Extract all of the entries and set them down verbatim.

__Dataset records__:
·····

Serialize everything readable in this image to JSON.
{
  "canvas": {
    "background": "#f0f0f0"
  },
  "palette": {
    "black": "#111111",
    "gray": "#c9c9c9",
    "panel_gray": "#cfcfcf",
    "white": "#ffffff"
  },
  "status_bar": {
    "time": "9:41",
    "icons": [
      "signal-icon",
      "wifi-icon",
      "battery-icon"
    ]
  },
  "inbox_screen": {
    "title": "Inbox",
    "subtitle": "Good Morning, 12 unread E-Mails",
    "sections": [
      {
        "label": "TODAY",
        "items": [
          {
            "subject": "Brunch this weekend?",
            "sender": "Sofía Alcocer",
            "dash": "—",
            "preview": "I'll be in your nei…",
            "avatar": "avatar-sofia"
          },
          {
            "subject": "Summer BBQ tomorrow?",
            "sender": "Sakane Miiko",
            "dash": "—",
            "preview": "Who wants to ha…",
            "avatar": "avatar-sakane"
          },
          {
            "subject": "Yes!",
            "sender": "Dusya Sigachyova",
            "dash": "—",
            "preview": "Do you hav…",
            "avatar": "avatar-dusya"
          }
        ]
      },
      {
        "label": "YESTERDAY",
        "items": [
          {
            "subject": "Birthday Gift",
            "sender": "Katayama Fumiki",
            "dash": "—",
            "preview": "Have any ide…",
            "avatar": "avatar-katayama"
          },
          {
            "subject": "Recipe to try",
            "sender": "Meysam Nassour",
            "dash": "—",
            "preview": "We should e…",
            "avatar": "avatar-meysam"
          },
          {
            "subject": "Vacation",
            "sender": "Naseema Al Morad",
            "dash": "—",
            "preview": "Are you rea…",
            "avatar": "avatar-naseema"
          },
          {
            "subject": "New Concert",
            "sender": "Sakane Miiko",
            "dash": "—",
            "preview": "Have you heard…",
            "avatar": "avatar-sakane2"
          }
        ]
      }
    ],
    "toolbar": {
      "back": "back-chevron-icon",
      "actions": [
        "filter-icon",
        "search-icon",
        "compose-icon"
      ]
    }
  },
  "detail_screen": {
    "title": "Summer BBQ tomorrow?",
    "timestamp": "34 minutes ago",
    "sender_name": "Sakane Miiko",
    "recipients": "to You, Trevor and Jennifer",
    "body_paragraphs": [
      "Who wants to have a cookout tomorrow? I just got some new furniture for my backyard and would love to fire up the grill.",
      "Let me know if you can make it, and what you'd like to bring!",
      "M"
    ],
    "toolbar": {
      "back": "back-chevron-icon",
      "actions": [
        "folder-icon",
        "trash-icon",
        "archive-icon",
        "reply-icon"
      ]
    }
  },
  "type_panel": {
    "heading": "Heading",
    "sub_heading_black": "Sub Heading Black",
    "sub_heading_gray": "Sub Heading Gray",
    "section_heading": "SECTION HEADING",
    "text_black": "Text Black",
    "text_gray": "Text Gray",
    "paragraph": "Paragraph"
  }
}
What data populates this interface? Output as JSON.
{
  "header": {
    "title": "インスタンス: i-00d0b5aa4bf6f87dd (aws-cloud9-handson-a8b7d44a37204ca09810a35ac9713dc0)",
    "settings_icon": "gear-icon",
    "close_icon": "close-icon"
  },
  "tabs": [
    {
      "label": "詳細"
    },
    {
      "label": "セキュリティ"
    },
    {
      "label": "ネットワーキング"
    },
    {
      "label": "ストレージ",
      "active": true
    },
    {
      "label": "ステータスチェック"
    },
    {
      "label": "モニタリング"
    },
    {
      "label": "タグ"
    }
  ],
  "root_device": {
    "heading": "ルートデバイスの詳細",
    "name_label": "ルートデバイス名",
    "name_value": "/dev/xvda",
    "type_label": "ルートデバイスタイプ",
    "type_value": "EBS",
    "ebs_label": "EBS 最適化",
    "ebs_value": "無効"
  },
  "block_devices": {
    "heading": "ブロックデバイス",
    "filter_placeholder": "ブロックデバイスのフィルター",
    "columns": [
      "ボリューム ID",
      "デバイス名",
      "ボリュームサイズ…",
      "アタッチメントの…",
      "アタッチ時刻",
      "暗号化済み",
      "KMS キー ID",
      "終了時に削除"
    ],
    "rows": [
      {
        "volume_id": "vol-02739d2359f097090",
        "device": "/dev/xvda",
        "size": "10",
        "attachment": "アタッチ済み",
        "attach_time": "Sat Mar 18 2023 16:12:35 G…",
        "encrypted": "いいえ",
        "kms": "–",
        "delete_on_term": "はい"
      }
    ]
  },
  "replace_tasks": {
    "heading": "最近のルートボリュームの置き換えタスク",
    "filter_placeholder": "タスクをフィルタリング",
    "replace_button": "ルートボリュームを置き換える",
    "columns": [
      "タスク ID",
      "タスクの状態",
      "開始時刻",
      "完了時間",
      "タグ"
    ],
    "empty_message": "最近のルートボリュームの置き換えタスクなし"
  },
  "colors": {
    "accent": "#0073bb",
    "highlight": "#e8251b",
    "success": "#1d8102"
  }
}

·····

__Reply to the task__:
Serialize everything readable in this image to JSON.
{
  "canvas": {
    "background": "#f0f0f0"
  },
  "palette": {
    "black": "#111111",
    "gray": "#c9c9c9",
    "panel_gray": "#cfcfcf",
    "white": "#ffffff"
  },
  "status_bar": {
    "time": "9:41",
    "icons": [
      "signal-icon",
      "wifi-icon",
      "battery-icon"
    ]
  },
  "inbox_screen": {
    "title": "Inbox",
    "subtitle": "Good Morning, 12 unread E-Mails",
    "sections": [
      {
        "label": "TODAY",
        "items": [
          {
            "subject": "Brunch this weekend?",
            "sender": "Sofía Alcocer",
            "dash": "—",
            "preview": "I'll be in your nei…",
            "avatar": "avatar-sofia"
          },
          {
            "subject": "Summer BBQ tomorrow?",
            "sender": "Sakane Miiko",
            "dash": "—",
            "preview": "Who wants to ha…",
            "avatar": "avatar-sakane"
          },
          {
            "subject": "Yes!",
            "sender": "Dusya Sigachyova",
            "dash": "—",
            "preview": "Do you hav…",
            "avatar": "avatar-dusya"
          }
        ]
      },
      {
        "label": "YESTERDAY",
        "items": [
          {
            "subject": "Birthday Gift",
            "sender": "Katayama Fumiki",
            "dash": "—",
            "preview": "Have any ide…",
            "avatar": "avatar-katayama"
          },
          {
            "subject": "Recipe to try",
            "sender": "Meysam Nassour",
            "dash": "—",
            "preview": "We should e…",
            "avatar": "avatar-meysam"
          },
          {
            "subject": "Vacation",
            "sender": "Naseema Al Morad",
            "dash": "—",
            "preview": "Are you rea…",
            "avatar": "avatar-naseema"
          },
          {
            "subject": "New Concert",
            "sender": "Sakane Miiko",
            "dash": "—",
            "preview": "Have you heard…",
            "avatar": "avatar-sakane2"
          }
        ]
      }
    ],
    "toolbar": {
      "back": "back-chevron-icon",
      "actions": [
        "filter-icon",
        "search-icon",
        "compose-icon"
      ]
    }
  },
  "detail_screen": {
    "title": "Summer BBQ tomorrow?",
    "timestamp": "34 minutes ago",
    "sender_name": "Sakane Miiko",
    "recipients": "to You, Trevor and Jennifer",
    "body_paragraphs": [
      "Who wants to have a cookout tomorrow? I just got some new furniture for my backyard and would love to fire up the grill.",
      "Let me know if you can make it, and what you'd like to bring!",
      "M"
    ],
    "toolbar": {
      "back": "back-chevron-icon",
      "actions": [
        "folder-icon",
        "trash-icon",
        "archive-icon",
        "reply-icon"
      ]
    }
  },
  "type_panel": {
    "heading": "Heading",
    "sub_heading_black": "Sub Heading Black",
    "sub_heading_gray": "Sub Heading Gray",
    "section_heading": "SECTION HEADING",
    "text_black": "Text Black",
    "text_gray": "Text Gray",
    "paragraph": "Paragraph"
  }
}
What data populates this interface? Output as JSON.
{
  "header": {
    "title": "インスタンス: i-00d0b5aa4bf6f87dd (aws-cloud9-handson-a8b7d44a37204ca09810a35ac9713dc0)",
    "settings_icon": "gear-icon",
    "close_icon": "close-icon"
  },
  "tabs": [
    {
      "label": "詳細"
    },
    {
      "label": "セキュリティ"
    },
    {
      "label": "ネットワーキング"
    },
    {
      "label": "ストレージ",
      "active": true
    },
    {
      "label": "ステータスチェック"
    },
    {
      "label": "モニタリング"
    },
    {
      "label": "タグ"
    }
  ],
  "root_device": {
    "heading": "ルートデバイスの詳細",
    "name_label": "ルートデバイス名",
    "name_value": "/dev/xvda",
    "type_label": "ルートデバイスタイプ",
    "type_value": "EBS",
    "ebs_label": "EBS 最適化",
    "ebs_value": "無効"
  },
  "block_devices": {
    "heading": "ブロックデバイス",
    "filter_placeholder": "ブロックデバイスのフィルター",
    "columns": [
      "ボリューム ID",
      "デバイス名",
      "ボリュームサイズ…",
      "アタッチメントの…",
      "アタッチ時刻",
      "暗号化済み",
      "KMS キー ID",
      "終了時に削除"
    ],
    "rows": [
      {
        "volume_id": "vol-02739d2359f097090",
        "device": "/dev/xvda",
        "size": "10",
        "attachment": "アタッチ済み",
        "attach_time": "Sat Mar 18 2023 16:12:35 G…",
        "encrypted": "いいえ",
        "kms": "–",
        "delete_on_term": "はい"
      }
    ]
  },
  "replace_tasks": {
    "heading": "最近のルートボリュームの置き換えタスク",
    "filter_placeholder": "タスクをフィルタリング",
    "replace_button": "ルートボリュームを置き換える",
    "columns": [
      "タスク ID",
      "タスクの状態",
      "開始時刻",
      "完了時間",
      "タグ"
    ],
    "empty_message": "最近のルートボリュームの置き換えタスクなし"
  },
  "colors": {
    "accent": "#0073bb",
    "highlight": "#e8251b",
    "success": "#1d8102"
  }
}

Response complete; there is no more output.